> **TASK INSTRUCTIONS**
Say how many lines of these entries include the word "https", and answer with the number alone.

[begin PROVIDED DATA]

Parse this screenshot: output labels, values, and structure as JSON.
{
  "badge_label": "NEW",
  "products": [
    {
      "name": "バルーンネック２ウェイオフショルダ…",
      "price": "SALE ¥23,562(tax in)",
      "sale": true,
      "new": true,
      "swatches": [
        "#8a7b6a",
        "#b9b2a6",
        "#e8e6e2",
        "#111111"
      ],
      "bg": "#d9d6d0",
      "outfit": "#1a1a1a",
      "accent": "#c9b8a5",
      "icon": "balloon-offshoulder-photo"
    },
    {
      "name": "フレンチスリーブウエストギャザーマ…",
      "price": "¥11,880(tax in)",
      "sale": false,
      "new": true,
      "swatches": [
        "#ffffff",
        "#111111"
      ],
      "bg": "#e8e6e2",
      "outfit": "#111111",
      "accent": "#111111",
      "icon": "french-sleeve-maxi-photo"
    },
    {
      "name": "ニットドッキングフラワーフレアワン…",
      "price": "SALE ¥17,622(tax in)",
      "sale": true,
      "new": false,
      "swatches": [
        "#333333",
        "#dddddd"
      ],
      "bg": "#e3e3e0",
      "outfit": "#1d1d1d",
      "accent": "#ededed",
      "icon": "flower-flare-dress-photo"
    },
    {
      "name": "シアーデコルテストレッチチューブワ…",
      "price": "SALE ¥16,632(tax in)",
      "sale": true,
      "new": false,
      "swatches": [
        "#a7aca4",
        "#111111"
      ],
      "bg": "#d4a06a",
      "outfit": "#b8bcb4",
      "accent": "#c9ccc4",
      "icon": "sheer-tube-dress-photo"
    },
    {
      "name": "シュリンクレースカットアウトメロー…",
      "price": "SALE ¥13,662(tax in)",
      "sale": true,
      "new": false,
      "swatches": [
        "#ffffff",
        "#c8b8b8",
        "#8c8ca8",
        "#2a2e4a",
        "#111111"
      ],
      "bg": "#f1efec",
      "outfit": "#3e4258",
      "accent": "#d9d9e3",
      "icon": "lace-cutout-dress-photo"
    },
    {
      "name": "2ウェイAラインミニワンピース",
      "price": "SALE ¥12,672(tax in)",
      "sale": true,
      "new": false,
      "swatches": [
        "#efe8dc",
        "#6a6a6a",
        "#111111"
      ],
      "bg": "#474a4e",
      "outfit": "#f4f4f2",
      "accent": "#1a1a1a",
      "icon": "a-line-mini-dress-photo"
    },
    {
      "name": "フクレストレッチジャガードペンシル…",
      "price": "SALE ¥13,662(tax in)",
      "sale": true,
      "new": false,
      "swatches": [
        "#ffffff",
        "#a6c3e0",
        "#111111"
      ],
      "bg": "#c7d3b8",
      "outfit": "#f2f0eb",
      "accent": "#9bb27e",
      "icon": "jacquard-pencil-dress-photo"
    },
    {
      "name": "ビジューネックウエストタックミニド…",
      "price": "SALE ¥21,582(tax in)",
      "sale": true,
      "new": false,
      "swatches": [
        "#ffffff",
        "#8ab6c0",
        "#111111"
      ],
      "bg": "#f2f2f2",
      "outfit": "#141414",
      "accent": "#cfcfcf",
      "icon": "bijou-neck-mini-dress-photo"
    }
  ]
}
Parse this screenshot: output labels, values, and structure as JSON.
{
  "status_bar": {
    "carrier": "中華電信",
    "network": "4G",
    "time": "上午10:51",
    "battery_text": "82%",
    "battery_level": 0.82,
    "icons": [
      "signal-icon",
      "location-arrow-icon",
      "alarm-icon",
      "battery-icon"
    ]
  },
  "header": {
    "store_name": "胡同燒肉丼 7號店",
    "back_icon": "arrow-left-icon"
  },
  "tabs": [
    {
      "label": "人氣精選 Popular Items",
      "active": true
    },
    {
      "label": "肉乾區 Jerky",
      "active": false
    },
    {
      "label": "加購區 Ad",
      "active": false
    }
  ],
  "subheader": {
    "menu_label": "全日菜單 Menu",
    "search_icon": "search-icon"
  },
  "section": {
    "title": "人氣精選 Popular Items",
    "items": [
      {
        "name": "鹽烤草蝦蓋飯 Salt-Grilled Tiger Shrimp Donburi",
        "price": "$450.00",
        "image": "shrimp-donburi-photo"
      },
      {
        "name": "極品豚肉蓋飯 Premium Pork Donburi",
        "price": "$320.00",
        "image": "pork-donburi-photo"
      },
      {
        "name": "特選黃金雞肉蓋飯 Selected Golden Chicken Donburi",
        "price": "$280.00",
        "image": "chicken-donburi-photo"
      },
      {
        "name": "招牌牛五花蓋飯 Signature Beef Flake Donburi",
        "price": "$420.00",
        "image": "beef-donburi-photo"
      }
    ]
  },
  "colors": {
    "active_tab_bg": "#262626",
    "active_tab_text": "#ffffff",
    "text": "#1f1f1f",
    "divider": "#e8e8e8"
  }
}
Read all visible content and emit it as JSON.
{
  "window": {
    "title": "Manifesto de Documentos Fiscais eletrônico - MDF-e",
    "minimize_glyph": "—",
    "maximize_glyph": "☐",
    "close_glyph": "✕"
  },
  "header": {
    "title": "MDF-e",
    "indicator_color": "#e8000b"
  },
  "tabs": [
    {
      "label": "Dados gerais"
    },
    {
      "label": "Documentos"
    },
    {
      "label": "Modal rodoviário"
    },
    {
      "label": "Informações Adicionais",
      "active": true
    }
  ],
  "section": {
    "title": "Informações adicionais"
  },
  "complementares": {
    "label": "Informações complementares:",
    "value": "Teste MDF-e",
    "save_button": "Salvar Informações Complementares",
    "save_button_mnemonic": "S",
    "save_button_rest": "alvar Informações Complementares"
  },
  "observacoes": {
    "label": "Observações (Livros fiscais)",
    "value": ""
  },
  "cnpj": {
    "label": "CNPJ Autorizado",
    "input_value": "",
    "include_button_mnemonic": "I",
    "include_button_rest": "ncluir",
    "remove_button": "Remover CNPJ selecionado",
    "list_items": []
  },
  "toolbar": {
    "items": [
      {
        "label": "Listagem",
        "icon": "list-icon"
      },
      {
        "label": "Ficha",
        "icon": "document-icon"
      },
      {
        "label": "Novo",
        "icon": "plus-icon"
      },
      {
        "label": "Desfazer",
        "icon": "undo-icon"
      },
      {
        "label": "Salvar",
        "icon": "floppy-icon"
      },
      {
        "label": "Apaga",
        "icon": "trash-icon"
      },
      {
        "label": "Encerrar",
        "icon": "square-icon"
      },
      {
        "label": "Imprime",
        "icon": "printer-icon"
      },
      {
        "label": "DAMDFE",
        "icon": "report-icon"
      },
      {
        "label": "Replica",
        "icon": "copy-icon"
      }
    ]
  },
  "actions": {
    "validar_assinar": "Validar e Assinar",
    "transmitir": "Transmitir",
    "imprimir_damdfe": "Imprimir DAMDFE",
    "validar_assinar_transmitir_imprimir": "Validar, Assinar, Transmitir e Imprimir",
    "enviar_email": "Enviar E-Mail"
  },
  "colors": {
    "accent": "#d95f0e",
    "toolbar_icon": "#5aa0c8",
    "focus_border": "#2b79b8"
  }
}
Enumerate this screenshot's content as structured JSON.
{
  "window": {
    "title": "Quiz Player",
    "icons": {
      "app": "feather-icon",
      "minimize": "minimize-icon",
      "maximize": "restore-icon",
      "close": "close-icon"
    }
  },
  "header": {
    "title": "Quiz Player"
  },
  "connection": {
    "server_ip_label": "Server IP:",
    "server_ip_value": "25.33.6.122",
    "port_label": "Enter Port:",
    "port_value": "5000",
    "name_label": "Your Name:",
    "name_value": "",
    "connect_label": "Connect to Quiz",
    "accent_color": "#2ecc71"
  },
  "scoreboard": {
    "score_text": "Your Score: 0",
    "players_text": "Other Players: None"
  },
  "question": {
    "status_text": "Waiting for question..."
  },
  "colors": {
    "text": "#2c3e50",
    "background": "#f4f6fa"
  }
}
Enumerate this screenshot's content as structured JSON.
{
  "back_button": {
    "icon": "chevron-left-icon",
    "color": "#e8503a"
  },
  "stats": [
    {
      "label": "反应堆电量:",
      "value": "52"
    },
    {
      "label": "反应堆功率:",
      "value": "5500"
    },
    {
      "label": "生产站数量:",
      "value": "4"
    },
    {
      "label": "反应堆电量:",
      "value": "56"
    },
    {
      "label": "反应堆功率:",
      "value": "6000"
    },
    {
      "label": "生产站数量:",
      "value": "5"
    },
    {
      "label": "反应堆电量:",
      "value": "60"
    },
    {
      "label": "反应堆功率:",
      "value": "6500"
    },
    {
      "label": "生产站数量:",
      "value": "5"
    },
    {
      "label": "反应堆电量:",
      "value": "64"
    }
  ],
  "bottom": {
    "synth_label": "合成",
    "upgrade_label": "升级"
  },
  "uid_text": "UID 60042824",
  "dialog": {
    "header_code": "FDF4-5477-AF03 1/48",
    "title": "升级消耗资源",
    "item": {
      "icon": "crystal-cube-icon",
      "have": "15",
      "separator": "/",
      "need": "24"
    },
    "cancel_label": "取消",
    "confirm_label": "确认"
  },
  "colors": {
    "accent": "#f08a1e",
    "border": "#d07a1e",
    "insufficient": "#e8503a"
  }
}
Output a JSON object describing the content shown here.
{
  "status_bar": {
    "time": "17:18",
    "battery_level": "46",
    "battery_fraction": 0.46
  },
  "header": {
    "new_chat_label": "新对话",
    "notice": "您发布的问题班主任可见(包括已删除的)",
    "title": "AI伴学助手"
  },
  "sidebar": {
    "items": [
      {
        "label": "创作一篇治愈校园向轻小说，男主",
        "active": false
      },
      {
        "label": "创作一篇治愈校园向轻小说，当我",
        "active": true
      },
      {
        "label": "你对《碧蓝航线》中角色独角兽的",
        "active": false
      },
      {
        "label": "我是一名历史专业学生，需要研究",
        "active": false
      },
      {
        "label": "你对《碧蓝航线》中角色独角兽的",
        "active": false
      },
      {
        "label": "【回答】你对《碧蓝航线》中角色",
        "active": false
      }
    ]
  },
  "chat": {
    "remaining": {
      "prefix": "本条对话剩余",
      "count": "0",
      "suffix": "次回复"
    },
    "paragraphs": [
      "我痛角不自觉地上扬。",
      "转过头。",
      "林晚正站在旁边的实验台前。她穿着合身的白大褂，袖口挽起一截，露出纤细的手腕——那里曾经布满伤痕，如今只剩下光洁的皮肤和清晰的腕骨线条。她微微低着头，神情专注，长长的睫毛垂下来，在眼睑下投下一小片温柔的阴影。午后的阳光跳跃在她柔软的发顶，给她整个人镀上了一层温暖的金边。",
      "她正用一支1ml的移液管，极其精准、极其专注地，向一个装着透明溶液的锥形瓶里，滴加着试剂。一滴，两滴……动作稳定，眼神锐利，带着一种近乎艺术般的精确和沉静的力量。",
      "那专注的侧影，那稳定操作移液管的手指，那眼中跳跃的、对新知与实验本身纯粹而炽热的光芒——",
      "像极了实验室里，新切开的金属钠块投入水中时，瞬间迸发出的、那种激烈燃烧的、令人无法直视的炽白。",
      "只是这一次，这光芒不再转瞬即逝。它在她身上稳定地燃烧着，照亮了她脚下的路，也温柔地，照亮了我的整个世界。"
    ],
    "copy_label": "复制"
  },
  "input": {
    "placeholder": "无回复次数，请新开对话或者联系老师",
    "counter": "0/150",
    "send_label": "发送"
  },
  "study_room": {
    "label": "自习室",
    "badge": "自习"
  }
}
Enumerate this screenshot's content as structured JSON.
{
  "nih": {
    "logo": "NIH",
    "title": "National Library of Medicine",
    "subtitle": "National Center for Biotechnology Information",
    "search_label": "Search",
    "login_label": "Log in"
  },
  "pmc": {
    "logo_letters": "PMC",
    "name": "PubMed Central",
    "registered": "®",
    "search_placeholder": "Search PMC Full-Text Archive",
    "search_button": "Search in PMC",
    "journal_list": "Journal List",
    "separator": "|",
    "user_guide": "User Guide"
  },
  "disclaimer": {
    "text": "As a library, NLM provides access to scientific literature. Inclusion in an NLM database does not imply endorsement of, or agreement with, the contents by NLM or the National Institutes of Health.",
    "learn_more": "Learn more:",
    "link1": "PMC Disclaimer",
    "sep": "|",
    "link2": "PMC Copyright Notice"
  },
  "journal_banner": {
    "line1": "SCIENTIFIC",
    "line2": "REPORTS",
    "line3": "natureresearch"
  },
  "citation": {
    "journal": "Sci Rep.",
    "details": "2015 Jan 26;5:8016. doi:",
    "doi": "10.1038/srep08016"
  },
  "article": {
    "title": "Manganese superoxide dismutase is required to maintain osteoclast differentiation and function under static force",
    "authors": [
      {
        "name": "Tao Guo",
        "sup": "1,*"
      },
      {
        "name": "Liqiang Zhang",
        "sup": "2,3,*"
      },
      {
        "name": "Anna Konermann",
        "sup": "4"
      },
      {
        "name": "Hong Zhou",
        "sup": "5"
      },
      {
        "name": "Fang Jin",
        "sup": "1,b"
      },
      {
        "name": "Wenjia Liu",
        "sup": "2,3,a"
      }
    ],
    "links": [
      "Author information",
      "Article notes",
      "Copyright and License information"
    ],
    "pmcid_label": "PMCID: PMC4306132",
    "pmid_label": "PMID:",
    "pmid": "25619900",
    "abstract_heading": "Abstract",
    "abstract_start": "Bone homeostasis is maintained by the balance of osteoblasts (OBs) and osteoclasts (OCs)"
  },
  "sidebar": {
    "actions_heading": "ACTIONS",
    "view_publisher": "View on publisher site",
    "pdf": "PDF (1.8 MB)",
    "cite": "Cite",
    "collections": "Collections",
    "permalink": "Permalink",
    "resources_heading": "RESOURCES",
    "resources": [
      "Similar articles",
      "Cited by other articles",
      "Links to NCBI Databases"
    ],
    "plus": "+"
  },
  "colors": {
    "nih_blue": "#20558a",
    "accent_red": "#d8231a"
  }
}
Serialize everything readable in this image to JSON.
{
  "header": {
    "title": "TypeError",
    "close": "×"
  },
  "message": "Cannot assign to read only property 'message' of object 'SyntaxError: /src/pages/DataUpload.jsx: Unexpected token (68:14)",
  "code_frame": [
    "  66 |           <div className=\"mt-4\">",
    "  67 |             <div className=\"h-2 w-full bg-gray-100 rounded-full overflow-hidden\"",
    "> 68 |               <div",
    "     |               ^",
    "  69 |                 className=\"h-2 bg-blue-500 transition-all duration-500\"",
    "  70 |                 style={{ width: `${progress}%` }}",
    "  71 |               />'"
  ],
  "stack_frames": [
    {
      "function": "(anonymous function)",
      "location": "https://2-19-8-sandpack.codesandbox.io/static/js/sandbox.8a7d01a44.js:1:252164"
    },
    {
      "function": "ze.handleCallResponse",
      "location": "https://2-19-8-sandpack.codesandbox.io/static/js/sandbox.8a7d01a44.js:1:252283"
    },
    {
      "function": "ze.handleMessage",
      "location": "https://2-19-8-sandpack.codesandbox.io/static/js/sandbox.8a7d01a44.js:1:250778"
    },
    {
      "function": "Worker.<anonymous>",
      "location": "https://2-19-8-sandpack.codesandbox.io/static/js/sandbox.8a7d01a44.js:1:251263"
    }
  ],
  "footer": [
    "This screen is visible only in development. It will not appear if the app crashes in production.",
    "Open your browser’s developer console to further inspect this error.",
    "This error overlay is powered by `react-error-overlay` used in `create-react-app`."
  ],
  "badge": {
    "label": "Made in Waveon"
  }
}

[end PROVIDED DATA]

> **EXERCISE SOLUTION**
4